[Start Items]

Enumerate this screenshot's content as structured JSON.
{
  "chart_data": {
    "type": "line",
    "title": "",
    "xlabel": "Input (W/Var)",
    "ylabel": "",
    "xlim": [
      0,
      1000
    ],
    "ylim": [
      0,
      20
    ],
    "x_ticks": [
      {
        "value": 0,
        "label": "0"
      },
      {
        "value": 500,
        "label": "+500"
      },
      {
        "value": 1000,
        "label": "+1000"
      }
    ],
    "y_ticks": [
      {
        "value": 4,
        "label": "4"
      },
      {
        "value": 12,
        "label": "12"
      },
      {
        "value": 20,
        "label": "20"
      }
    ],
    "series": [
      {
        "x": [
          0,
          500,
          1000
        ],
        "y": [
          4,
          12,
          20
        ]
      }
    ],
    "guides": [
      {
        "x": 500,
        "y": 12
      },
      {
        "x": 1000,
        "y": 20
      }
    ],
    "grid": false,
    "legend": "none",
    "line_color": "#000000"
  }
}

[End Items]

▶ Required work
Restate all of the entries exactly, please.

▶ Result of the task
Enumerate this screenshot's content as structured JSON.
{
  "chart_data": {
    "type": "line",
    "title": "",
    "xlabel": "Input (W/Var)",
    "ylabel": "",
    "xlim": [
      0,
      1000
    ],
    "ylim": [
      0,
      20
    ],
    "x_ticks": [
      {
        "value": 0,
        "label": "0"
      },
      {
        "value": 500,
        "label": "+500"
      },
      {
        "value": 1000,
        "label": "+1000"
      }
    ],
    "y_ticks": [
      {
        "value": 4,
        "label": "4"
      },
      {
        "value": 12,
        "label": "12"
      },
      {
        "value": 20,
        "label": "20"
      }
    ],
    "series": [
      {
        "x": [
          0,
          500,
          1000
        ],
        "y": [
          4,
          12,
          20
        ]
      }
    ],
    "guides": [
      {
        "x": 500,
        "y": 12
      },
      {
        "x": 1000,
        "y": 20
      }
    ],
    "grid": false,
    "legend": "none",
    "line_color": "#000000"
  }
}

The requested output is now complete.